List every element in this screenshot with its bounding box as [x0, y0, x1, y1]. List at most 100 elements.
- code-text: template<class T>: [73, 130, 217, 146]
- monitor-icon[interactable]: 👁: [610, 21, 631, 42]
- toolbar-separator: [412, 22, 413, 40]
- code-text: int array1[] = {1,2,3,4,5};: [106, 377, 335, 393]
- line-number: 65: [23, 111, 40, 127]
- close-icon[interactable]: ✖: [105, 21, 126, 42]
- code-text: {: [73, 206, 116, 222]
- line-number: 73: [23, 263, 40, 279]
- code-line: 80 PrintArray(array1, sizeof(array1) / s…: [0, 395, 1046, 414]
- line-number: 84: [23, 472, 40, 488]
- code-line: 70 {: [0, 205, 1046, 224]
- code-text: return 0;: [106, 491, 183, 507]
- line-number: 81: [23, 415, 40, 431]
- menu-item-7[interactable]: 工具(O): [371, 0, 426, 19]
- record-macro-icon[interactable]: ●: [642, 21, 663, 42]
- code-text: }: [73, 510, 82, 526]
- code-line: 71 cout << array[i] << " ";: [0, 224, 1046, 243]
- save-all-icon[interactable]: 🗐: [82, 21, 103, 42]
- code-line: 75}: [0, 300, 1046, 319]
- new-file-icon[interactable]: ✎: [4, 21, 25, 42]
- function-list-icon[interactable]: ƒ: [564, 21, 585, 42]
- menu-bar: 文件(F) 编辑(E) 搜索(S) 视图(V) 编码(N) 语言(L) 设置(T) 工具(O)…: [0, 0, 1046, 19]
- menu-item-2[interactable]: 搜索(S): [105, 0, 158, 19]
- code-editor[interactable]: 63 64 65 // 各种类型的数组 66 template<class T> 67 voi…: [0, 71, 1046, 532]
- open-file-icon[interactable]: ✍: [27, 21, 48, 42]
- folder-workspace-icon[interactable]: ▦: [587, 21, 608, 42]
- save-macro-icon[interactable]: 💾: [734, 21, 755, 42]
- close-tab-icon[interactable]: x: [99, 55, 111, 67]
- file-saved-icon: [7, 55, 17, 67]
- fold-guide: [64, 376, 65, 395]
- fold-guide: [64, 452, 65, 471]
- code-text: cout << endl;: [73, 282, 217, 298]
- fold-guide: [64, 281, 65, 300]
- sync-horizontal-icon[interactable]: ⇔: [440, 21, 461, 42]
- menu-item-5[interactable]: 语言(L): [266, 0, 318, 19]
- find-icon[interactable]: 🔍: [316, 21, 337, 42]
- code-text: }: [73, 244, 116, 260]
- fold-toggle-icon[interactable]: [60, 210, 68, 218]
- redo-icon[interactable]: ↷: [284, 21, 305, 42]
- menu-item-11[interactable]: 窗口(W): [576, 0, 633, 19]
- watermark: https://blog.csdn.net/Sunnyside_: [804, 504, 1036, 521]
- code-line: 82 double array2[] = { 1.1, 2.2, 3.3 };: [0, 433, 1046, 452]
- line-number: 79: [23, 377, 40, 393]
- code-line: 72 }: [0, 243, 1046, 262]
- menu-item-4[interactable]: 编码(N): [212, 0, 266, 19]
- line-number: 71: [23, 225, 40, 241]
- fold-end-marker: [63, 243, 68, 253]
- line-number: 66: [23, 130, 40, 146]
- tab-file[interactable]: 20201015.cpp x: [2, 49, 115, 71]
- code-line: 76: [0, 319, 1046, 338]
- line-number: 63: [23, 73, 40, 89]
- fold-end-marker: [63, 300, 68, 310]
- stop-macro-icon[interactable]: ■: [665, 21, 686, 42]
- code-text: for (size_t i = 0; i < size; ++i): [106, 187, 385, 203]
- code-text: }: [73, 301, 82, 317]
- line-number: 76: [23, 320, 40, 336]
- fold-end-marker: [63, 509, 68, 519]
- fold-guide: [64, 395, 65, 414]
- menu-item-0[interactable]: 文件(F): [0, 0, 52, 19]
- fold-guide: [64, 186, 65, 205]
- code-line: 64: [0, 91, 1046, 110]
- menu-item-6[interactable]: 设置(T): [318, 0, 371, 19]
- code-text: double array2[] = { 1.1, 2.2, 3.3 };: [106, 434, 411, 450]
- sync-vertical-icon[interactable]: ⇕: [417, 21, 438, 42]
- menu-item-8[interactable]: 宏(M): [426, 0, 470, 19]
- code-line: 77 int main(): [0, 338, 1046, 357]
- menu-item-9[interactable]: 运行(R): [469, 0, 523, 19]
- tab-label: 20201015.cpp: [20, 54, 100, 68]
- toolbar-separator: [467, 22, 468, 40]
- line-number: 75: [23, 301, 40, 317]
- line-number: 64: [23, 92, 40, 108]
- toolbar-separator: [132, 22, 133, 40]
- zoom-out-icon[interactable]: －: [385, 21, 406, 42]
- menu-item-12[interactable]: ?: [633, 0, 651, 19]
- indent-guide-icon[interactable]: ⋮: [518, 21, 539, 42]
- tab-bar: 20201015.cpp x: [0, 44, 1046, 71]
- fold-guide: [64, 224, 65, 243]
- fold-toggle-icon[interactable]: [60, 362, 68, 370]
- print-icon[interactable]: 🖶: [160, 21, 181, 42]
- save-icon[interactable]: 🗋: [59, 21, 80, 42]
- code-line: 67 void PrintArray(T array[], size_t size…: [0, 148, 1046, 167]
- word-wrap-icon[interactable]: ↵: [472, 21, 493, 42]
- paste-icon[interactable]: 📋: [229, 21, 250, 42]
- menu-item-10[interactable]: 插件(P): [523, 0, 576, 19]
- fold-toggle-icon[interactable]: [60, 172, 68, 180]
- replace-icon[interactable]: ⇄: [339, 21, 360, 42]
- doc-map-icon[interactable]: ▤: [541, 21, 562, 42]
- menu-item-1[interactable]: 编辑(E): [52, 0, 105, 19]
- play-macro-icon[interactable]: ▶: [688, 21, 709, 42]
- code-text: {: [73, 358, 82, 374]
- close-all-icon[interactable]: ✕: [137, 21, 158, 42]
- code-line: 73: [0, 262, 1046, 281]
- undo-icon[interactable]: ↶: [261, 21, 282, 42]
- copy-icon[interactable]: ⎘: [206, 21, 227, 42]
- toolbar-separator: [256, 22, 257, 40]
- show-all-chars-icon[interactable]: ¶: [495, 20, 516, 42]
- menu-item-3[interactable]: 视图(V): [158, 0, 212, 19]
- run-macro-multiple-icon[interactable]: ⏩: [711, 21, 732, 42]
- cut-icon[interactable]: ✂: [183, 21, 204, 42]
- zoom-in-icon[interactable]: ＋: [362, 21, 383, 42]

WHAT TO WORK ON. Copy all of the material above word for word.

RESULT OF THE EXERCISE.
List every element in this screenshot with its bounding box as [x0, y0, x1, y1]. List at most 100 elements.
- code-text: template<class T>: [73, 130, 217, 146]
- monitor-icon[interactable]: 👁: [610, 21, 631, 42]
- toolbar-separator: [412, 22, 413, 40]
- code-text: int array1[] = {1,2,3,4,5};: [106, 377, 335, 393]
- line-number: 65: [23, 111, 40, 127]
- close-icon[interactable]: ✖: [105, 21, 126, 42]
- code-text: {: [73, 206, 116, 222]
- line-number: 73: [23, 263, 40, 279]
- code-line: 80 PrintArray(array1, sizeof(array1) / s…: [0, 395, 1046, 414]
- line-number: 84: [23, 472, 40, 488]
- code-line: 70 {: [0, 205, 1046, 224]
- code-text: return 0;: [106, 491, 183, 507]
- line-number: 81: [23, 415, 40, 431]
- menu-item-7[interactable]: 工具(O): [371, 0, 426, 19]
- record-macro-icon[interactable]: ●: [642, 21, 663, 42]
- code-text: }: [73, 510, 82, 526]
- code-line: 71 cout << array[i] << " ";: [0, 224, 1046, 243]
- save-all-icon[interactable]: 🗐: [82, 21, 103, 42]
- code-line: 75}: [0, 300, 1046, 319]
- new-file-icon[interactable]: ✎: [4, 21, 25, 42]
- function-list-icon[interactable]: ƒ: [564, 21, 585, 42]
- menu-bar: 文件(F) 编辑(E) 搜索(S) 视图(V) 编码(N) 语言(L) 设置(T) 工具(O)…: [0, 0, 1046, 19]
- menu-item-2[interactable]: 搜索(S): [105, 0, 158, 19]
- code-editor[interactable]: 63 64 65 // 各种类型的数组 66 template<class T> 67 voi…: [0, 71, 1046, 532]
- open-file-icon[interactable]: ✍: [27, 21, 48, 42]
- folder-workspace-icon[interactable]: ▦: [587, 21, 608, 42]
- save-macro-icon[interactable]: 💾: [734, 21, 755, 42]
- close-tab-icon[interactable]: x: [99, 55, 111, 67]
- file-saved-icon: [7, 55, 17, 67]
- fold-guide: [64, 376, 65, 395]
- fold-guide: [64, 452, 65, 471]
- code-text: cout << endl;: [73, 282, 217, 298]
- fold-guide: [64, 281, 65, 300]
- sync-horizontal-icon[interactable]: ⇔: [440, 21, 461, 42]
- menu-item-5[interactable]: 语言(L): [266, 0, 318, 19]
- find-icon[interactable]: 🔍: [316, 21, 337, 42]
- code-text: }: [73, 244, 116, 260]
- fold-toggle-icon[interactable]: [60, 210, 68, 218]
- redo-icon[interactable]: ↷: [284, 21, 305, 42]
- menu-item-11[interactable]: 窗口(W): [576, 0, 633, 19]
- watermark: https://blog.csdn.net/Sunnyside_: [804, 504, 1036, 521]
- code-line: 82 double array2[] = { 1.1, 2.2, 3.3 };: [0, 433, 1046, 452]
- line-number: 79: [23, 377, 40, 393]
- code-line: 72 }: [0, 243, 1046, 262]
- menu-item-4[interactable]: 编码(N): [212, 0, 266, 19]
- line-number: 71: [23, 225, 40, 241]
- fold-end-marker: [63, 243, 68, 253]
- line-number: 66: [23, 130, 40, 146]
- tab-file[interactable]: 20201015.cpp x: [2, 49, 115, 71]
- code-line: 76: [0, 319, 1046, 338]
- line-number: 63: [23, 73, 40, 89]
- fold-end-marker: [63, 300, 68, 310]
- stop-macro-icon[interactable]: ■: [665, 21, 686, 42]
- code-text: for (size_t i = 0; i < size; ++i): [106, 187, 385, 203]
- code-text: }: [73, 301, 82, 317]
- line-number: 76: [23, 320, 40, 336]
- fold-end-marker: [63, 509, 68, 519]
- fold-guide: [64, 395, 65, 414]
- menu-item-0[interactable]: 文件(F): [0, 0, 52, 19]
- fold-guide: [64, 186, 65, 205]
- code-line: 64: [0, 91, 1046, 110]
- menu-item-6[interactable]: 设置(T): [318, 0, 371, 19]
- code-text: double array2[] = { 1.1, 2.2, 3.3 };: [106, 434, 411, 450]
- sync-vertical-icon[interactable]: ⇕: [417, 21, 438, 42]
- menu-item-8[interactable]: 宏(M): [426, 0, 470, 19]
- code-line: 77 int main(): [0, 338, 1046, 357]
- menu-item-9[interactable]: 运行(R): [469, 0, 523, 19]
- tab-label: 20201015.cpp: [20, 54, 100, 68]
- toolbar-separator: [467, 22, 468, 40]
- line-number: 75: [23, 301, 40, 317]
- line-number: 64: [23, 92, 40, 108]
- toolbar-separator: [132, 22, 133, 40]
- zoom-out-icon[interactable]: －: [385, 21, 406, 42]
- menu-item-12[interactable]: ?: [633, 0, 651, 19]
- indent-guide-icon[interactable]: ⋮: [518, 21, 539, 42]
- tab-bar: 20201015.cpp x: [0, 44, 1046, 71]
- fold-guide: [64, 224, 65, 243]
- fold-toggle-icon[interactable]: [60, 362, 68, 370]
- print-icon[interactable]: 🖶: [160, 21, 181, 42]
- save-icon[interactable]: 🗋: [59, 21, 80, 42]
- code-line: 67 void PrintArray(T array[], size_t size…: [0, 148, 1046, 167]
- word-wrap-icon[interactable]: ↵: [472, 21, 493, 42]
- paste-icon[interactable]: 📋: [229, 21, 250, 42]
- menu-item-10[interactable]: 插件(P): [523, 0, 576, 19]
- fold-toggle-icon[interactable]: [60, 172, 68, 180]
- replace-icon[interactable]: ⇄: [339, 21, 360, 42]
- doc-map-icon[interactable]: ▤: [541, 21, 562, 42]
- menu-item-1[interactable]: 编辑(E): [52, 0, 105, 19]
- play-macro-icon[interactable]: ▶: [688, 21, 709, 42]
- code-text: {: [73, 358, 82, 374]
- close-all-icon[interactable]: ✕: [137, 21, 158, 42]
- code-line: 73: [0, 262, 1046, 281]
- undo-icon[interactable]: ↶: [261, 21, 282, 42]
- copy-icon[interactable]: ⎘: [206, 21, 227, 42]
- toolbar-separator: [256, 22, 257, 40]
- show-all-chars-icon[interactable]: ¶: [495, 20, 516, 42]
- menu-item-3[interactable]: 视图(V): [158, 0, 212, 19]
- run-macro-multiple-icon[interactable]: ⏩: [711, 21, 732, 42]
- cut-icon[interactable]: ✂: [183, 21, 204, 42]
- zoom-in-icon[interactable]: ＋: [362, 21, 383, 42]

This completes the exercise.